SHORT TASK
Extract every entry word for word.

* start DATA PROVIDED *

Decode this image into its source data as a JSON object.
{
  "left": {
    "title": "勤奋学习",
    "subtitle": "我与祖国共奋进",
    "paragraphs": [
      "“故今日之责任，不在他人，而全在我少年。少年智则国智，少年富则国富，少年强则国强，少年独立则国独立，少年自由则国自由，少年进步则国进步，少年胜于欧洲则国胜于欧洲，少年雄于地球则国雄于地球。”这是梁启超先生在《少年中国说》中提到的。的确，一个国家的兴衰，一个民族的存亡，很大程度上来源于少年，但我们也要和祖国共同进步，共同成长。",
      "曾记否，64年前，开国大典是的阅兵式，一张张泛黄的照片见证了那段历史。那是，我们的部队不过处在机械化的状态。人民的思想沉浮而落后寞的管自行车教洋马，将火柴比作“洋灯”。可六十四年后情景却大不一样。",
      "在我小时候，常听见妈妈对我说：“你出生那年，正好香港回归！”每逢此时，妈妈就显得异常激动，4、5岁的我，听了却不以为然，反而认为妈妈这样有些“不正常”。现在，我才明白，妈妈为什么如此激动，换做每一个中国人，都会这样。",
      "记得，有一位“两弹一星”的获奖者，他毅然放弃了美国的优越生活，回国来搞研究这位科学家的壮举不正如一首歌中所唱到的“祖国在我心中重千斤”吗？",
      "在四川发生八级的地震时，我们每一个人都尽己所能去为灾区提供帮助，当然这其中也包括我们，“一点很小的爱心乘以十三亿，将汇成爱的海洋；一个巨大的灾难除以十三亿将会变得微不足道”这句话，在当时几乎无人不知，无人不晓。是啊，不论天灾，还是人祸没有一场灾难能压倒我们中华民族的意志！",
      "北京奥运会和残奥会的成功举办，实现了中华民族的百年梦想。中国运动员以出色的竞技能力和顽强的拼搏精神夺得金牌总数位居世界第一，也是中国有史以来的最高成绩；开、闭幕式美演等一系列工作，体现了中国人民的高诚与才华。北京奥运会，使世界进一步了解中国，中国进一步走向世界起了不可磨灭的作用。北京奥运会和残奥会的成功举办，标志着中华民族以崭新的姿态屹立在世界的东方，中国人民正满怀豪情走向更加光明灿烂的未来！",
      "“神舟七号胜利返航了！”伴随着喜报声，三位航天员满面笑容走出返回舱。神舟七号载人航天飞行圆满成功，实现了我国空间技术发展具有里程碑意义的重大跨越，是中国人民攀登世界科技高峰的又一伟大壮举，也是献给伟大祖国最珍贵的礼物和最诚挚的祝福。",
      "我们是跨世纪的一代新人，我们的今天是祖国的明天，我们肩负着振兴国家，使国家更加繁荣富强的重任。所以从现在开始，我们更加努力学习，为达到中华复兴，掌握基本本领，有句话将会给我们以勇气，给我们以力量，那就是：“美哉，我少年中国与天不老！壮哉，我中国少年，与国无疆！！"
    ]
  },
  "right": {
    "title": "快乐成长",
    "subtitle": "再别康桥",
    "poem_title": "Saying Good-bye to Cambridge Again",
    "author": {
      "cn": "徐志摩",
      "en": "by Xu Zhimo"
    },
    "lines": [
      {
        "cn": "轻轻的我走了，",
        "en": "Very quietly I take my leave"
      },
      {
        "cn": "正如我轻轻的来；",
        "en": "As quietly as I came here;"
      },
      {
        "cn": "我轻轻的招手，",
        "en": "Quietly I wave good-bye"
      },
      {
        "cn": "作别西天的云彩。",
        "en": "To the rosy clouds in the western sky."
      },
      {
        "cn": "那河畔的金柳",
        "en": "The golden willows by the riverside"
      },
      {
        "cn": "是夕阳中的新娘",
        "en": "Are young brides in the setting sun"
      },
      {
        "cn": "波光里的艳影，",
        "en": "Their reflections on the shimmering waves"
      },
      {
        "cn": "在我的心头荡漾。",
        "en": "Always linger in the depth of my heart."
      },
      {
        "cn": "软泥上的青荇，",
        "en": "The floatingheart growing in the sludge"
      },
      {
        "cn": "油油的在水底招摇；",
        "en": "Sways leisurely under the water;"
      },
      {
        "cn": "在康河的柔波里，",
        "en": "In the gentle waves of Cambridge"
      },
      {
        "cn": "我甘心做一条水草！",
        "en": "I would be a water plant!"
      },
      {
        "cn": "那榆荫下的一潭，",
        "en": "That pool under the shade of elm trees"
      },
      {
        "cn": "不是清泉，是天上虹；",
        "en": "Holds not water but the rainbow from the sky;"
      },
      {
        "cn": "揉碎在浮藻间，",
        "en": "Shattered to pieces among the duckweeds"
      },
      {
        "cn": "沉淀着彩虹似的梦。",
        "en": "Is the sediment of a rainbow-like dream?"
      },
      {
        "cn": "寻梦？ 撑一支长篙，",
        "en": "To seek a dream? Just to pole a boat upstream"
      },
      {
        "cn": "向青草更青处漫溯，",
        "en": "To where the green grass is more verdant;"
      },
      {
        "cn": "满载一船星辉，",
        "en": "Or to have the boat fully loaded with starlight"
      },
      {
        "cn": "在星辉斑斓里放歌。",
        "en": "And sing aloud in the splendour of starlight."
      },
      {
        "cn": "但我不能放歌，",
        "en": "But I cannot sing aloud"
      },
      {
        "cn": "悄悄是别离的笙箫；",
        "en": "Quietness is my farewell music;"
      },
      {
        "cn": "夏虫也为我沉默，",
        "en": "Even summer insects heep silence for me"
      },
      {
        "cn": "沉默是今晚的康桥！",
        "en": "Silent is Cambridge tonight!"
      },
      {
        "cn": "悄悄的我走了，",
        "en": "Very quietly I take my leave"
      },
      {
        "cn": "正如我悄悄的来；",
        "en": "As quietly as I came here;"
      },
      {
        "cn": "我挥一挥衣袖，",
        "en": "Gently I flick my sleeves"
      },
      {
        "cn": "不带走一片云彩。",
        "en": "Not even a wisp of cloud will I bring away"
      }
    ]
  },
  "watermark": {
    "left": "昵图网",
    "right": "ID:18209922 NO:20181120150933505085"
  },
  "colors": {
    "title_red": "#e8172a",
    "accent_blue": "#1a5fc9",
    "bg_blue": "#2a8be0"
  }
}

* end DATA PROVIDED *

TASK ANSWER
Decode this image into its source data as a JSON object.
{
  "left": {
    "title": "勤奋学习",
    "subtitle": "我与祖国共奋进",
    "paragraphs": [
      "“故今日之责任，不在他人，而全在我少年。少年智则国智，少年富则国富，少年强则国强，少年独立则国独立，少年自由则国自由，少年进步则国进步，少年胜于欧洲则国胜于欧洲，少年雄于地球则国雄于地球。”这是梁启超先生在《少年中国说》中提到的。的确，一个国家的兴衰，一个民族的存亡，很大程度上来源于少年，但我们也要和祖国共同进步，共同成长。",
      "曾记否，64年前，开国大典是的阅兵式，一张张泛黄的照片见证了那段历史。那是，我们的部队不过处在机械化的状态。人民的思想沉浮而落后寞的管自行车教洋马，将火柴比作“洋灯”。可六十四年后情景却大不一样。",
      "在我小时候，常听见妈妈对我说：“你出生那年，正好香港回归！”每逢此时，妈妈就显得异常激动，4、5岁的我，听了却不以为然，反而认为妈妈这样有些“不正常”。现在，我才明白，妈妈为什么如此激动，换做每一个中国人，都会这样。",
      "记得，有一位“两弹一星”的获奖者，他毅然放弃了美国的优越生活，回国来搞研究这位科学家的壮举不正如一首歌中所唱到的“祖国在我心中重千斤”吗？",
      "在四川发生八级的地震时，我们每一个人都尽己所能去为灾区提供帮助，当然这其中也包括我们，“一点很小的爱心乘以十三亿，将汇成爱的海洋；一个巨大的灾难除以十三亿将会变得微不足道”这句话，在当时几乎无人不知，无人不晓。是啊，不论天灾，还是人祸没有一场灾难能压倒我们中华民族的意志！",
      "北京奥运会和残奥会的成功举办，实现了中华民族的百年梦想。中国运动员以出色的竞技能力和顽强的拼搏精神夺得金牌总数位居世界第一，也是中国有史以来的最高成绩；开、闭幕式美演等一系列工作，体现了中国人民的高诚与才华。北京奥运会，使世界进一步了解中国，中国进一步走向世界起了不可磨灭的作用。北京奥运会和残奥会的成功举办，标志着中华民族以崭新的姿态屹立在世界的东方，中国人民正满怀豪情走向更加光明灿烂的未来！",
      "“神舟七号胜利返航了！”伴随着喜报声，三位航天员满面笑容走出返回舱。神舟七号载人航天飞行圆满成功，实现了我国空间技术发展具有里程碑意义的重大跨越，是中国人民攀登世界科技高峰的又一伟大壮举，也是献给伟大祖国最珍贵的礼物和最诚挚的祝福。",
      "我们是跨世纪的一代新人，我们的今天是祖国的明天，我们肩负着振兴国家，使国家更加繁荣富强的重任。所以从现在开始，我们更加努力学习，为达到中华复兴，掌握基本本领，有句话将会给我们以勇气，给我们以力量，那就是：“美哉，我少年中国与天不老！壮哉，我中国少年，与国无疆！！"
    ]
  },
  "right": {
    "title": "快乐成长",
    "subtitle": "再别康桥",
    "poem_title": "Saying Good-bye to Cambridge Again",
    "author": {
      "cn": "徐志摩",
      "en": "by Xu Zhimo"
    },
    "lines": [
      {
        "cn": "轻轻的我走了，",
        "en": "Very quietly I take my leave"
      },
      {
        "cn": "正如我轻轻的来；",
        "en": "As quietly as I came here;"
      },
      {
        "cn": "我轻轻的招手，",
        "en": "Quietly I wave good-bye"
      },
      {
        "cn": "作别西天的云彩。",
        "en": "To the rosy clouds in the western sky."
      },
      {
        "cn": "那河畔的金柳",
        "en": "The golden willows by the riverside"
      },
      {
        "cn": "是夕阳中的新娘",
        "en": "Are young brides in the setting sun"
      },
      {
        "cn": "波光里的艳影，",
        "en": "Their reflections on the shimmering waves"
      },
      {
        "cn": "在我的心头荡漾。",
        "en": "Always linger in the depth of my heart."
      },
      {
        "cn": "软泥上的青荇，",
        "en": "The floatingheart growing in the sludge"
      },
      {
        "cn": "油油的在水底招摇；",
        "en": "Sways leisurely under the water;"
      },
      {
        "cn": "在康河的柔波里，",
        "en": "In the gentle waves of Cambridge"
      },
      {
        "cn": "我甘心做一条水草！",
        "en": "I would be a water plant!"
      },
      {
        "cn": "那榆荫下的一潭，",
        "en": "That pool under the shade of elm trees"
      },
      {
        "cn": "不是清泉，是天上虹；",
        "en": "Holds not water but the rainbow from the sky;"
      },
      {
        "cn": "揉碎在浮藻间，",
        "en": "Shattered to pieces among the duckweeds"
      },
      {
        "cn": "沉淀着彩虹似的梦。",
        "en": "Is the sediment of a rainbow-like dream?"
      },
      {
        "cn": "寻梦？ 撑一支长篙，",
        "en": "To seek a dream? Just to pole a boat upstream"
      },
      {
        "cn": "向青草更青处漫溯，",
        "en": "To where the green grass is more verdant;"
      },
      {
        "cn": "满载一船星辉，",
        "en": "Or to have the boat fully loaded with starlight"
      },
      {
        "cn": "在星辉斑斓里放歌。",
        "en": "And sing aloud in the splendour of starlight."
      },
      {
        "cn": "但我不能放歌，",
        "en": "But I cannot sing aloud"
      },
      {
        "cn": "悄悄是别离的笙箫；",
        "en": "Quietness is my farewell music;"
      },
      {
        "cn": "夏虫也为我沉默，",
        "en": "Even summer insects heep silence for me"
      },
      {
        "cn": "沉默是今晚的康桥！",
        "en": "Silent is Cambridge tonight!"
      },
      {
        "cn": "悄悄的我走了，",
        "en": "Very quietly I take my leave"
      },
      {
        "cn": "正如我悄悄的来；",
        "en": "As quietly as I came here;"
      },
      {
        "cn": "我挥一挥衣袖，",
        "en": "Gently I flick my sleeves"
      },
      {
        "cn": "不带走一片云彩。",
        "en": "Not even a wisp of cloud will I bring away"
      }
    ]
  },
  "watermark": {
    "left": "昵图网",
    "right": "ID:18209922 NO:20181120150933505085"
  },
  "colors": {
    "title_red": "#e8172a",
    "accent_blue": "#1a5fc9",
    "bg_blue": "#2a8be0"
  }
}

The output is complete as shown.